# [OBJECTIVE]
Look through the lines below and extract any with the word "stars".

# [MATERIALS PROVIDED]
## Start
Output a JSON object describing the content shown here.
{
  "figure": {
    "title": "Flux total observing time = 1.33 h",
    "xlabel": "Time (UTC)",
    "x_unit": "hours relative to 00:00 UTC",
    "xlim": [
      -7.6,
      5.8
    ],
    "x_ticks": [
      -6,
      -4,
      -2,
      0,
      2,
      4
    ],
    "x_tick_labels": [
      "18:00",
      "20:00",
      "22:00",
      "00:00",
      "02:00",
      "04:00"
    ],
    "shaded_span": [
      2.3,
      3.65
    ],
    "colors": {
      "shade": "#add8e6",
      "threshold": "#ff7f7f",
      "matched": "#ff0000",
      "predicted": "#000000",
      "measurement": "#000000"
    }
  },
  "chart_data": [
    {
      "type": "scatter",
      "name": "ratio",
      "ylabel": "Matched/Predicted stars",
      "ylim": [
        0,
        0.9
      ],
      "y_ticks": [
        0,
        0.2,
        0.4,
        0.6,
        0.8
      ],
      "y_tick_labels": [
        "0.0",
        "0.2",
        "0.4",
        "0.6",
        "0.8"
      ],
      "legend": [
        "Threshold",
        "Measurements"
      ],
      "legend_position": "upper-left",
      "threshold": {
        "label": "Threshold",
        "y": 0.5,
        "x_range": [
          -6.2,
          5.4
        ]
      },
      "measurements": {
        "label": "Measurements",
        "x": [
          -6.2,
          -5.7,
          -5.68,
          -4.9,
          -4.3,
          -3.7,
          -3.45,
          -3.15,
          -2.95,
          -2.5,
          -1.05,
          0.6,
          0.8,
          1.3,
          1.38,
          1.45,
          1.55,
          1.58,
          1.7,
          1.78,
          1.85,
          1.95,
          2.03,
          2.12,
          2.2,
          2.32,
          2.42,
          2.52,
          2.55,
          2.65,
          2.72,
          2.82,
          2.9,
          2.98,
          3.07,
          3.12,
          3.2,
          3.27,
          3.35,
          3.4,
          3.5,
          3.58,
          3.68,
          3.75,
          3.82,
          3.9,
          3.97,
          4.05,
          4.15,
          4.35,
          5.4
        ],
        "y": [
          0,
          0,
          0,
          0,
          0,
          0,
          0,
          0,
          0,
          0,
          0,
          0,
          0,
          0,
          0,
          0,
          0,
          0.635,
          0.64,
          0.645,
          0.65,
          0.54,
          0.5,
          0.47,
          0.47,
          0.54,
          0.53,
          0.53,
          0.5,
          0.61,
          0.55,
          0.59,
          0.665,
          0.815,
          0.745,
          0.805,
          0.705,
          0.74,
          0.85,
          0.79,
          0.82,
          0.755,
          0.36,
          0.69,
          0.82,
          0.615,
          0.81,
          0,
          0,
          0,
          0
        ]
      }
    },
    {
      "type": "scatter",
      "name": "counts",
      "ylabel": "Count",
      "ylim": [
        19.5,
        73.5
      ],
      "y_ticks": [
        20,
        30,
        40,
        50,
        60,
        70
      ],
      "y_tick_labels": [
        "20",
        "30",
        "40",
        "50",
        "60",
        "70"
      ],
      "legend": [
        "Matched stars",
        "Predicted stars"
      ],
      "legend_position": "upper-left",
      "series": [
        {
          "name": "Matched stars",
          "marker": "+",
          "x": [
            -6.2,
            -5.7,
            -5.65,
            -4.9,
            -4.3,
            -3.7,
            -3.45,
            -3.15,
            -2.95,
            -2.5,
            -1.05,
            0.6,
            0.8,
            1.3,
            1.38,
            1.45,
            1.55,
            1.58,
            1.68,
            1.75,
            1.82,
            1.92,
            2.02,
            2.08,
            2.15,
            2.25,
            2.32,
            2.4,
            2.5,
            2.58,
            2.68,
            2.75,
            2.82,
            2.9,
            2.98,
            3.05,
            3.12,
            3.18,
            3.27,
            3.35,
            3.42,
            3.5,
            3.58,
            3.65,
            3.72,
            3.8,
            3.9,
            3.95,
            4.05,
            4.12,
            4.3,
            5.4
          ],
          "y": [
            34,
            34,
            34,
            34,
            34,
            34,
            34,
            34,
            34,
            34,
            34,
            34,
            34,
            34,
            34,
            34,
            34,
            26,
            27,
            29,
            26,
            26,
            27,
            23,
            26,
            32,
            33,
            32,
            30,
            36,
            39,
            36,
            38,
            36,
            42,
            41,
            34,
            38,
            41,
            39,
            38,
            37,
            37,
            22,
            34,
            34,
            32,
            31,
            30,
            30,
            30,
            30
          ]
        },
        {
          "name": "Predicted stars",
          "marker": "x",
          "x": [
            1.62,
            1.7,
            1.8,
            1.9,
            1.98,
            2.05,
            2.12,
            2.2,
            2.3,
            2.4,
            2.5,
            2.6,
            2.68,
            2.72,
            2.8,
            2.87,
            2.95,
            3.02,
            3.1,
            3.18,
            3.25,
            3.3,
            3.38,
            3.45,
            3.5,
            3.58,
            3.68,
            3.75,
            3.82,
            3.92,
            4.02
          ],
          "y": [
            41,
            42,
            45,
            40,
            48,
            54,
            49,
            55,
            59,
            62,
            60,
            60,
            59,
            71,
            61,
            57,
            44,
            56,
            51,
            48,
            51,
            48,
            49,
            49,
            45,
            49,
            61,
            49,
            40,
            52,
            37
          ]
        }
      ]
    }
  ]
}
## End
# [RESPONSE TO THIS TASK]
      "ylabel": "Matched/Predicted stars",
        "Matched stars",
        "Predicted stars"
          "name": "Matched stars",
          "name": "Predicted stars",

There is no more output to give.